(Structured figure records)

....

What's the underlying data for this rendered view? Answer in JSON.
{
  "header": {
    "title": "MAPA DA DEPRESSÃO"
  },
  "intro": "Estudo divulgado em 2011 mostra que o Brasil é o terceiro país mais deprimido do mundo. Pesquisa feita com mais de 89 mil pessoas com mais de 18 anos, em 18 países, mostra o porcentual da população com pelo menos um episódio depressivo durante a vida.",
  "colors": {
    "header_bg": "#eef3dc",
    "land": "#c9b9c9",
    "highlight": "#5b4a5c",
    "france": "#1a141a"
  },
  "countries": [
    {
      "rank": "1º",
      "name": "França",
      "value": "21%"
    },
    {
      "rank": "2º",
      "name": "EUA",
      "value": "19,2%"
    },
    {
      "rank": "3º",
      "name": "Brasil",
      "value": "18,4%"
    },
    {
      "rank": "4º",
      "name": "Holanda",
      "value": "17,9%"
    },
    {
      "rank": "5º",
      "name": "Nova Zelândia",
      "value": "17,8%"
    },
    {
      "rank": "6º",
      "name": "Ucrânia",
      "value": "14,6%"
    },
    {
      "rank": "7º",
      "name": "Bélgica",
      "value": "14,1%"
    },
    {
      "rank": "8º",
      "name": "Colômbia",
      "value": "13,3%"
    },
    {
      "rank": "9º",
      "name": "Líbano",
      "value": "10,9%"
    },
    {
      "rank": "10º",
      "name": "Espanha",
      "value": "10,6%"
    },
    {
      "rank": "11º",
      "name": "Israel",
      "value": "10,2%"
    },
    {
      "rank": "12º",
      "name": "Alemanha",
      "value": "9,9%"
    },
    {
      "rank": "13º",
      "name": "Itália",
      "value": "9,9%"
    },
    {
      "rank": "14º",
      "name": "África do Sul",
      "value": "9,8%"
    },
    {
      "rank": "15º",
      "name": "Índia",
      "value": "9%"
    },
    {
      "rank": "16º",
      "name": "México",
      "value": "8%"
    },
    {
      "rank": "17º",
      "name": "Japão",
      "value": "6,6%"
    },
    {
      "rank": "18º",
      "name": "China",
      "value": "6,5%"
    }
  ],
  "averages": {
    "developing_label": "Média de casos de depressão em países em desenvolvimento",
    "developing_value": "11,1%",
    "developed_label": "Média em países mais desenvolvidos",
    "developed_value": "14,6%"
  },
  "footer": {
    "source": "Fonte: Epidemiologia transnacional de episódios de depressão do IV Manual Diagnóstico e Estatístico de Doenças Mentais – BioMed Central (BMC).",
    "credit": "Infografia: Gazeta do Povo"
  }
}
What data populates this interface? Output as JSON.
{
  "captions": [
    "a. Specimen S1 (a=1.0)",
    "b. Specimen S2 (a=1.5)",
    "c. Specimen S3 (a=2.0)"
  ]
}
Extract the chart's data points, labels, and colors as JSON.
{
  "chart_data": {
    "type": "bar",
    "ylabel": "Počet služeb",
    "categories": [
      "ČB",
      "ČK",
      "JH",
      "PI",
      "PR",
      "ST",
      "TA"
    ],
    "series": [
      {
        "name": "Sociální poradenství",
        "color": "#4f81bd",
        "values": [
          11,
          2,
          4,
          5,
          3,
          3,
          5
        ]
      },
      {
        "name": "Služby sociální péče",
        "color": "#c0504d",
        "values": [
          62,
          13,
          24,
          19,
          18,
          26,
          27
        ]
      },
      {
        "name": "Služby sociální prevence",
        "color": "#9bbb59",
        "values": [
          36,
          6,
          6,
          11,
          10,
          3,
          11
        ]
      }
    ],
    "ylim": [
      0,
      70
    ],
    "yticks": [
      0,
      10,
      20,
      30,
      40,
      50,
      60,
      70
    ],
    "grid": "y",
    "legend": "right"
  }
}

....

**EXERCISE TASK**.
Identify and list each line with the word "What".

**FINAL ANSWER**.
What's the underlying data for this rendered view? Answer in JSON.
What data populates this interface? Output as JSON.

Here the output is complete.